# TASK GOAL:
Leaving out all images, write out the records that follow exactly.

::::::

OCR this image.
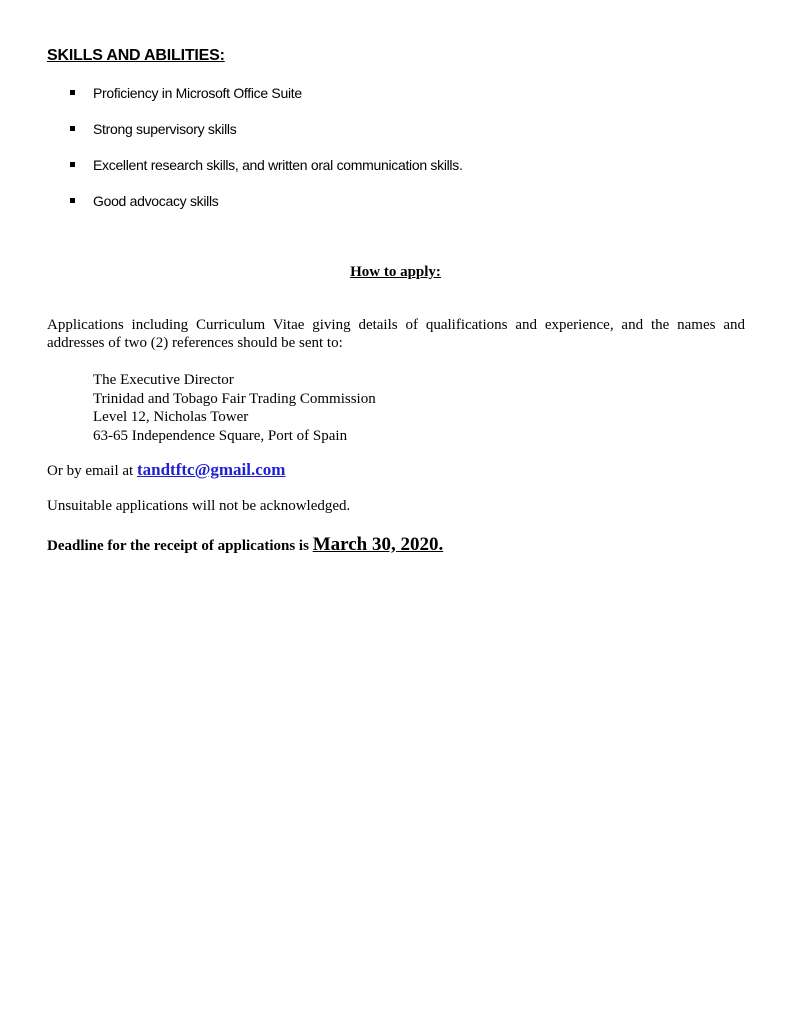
SKILLS AND ABILITIES:
Proficiency in Microsoft Office Suite
Strong supervisory skills
Excellent research skills, and written oral communication skills.
Good advocacy skills
How to apply:

Applications including Curriculum Vitae giving details of qualifications and experience, and the names and addresses of two (2) references should be sent to:

The Executive Director
Trinidad and Tobago Fair Trading Commission
Level 12, Nicholas Tower
63-65 Independence Square, Port of Spain
Or by email at tandtftc@gmail.com

Unsuitable applications will not be acknowledged.

Deadline for the receipt of applications is March 30, 2020.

::::::

# OUTPUT FOR THIS EXERCISE:
OCR this image.
SKILLS AND ABILITIES:
Proficiency in Microsoft Office Suite
Strong supervisory skills
Excellent research skills, and written oral communication skills.
Good advocacy skills
How to apply:

Applications including Curriculum Vitae giving details of qualifications and experience, and the names and addresses of two (2) references should be sent to:

The Executive Director
Trinidad and Tobago Fair Trading Commission
Level 12, Nicholas Tower
63-65 Independence Square, Port of Spain
Or by email at tandtftc@gmail.com

Unsuitable applications will not be acknowledged.

Deadline for the receipt of applications is March 30, 2020.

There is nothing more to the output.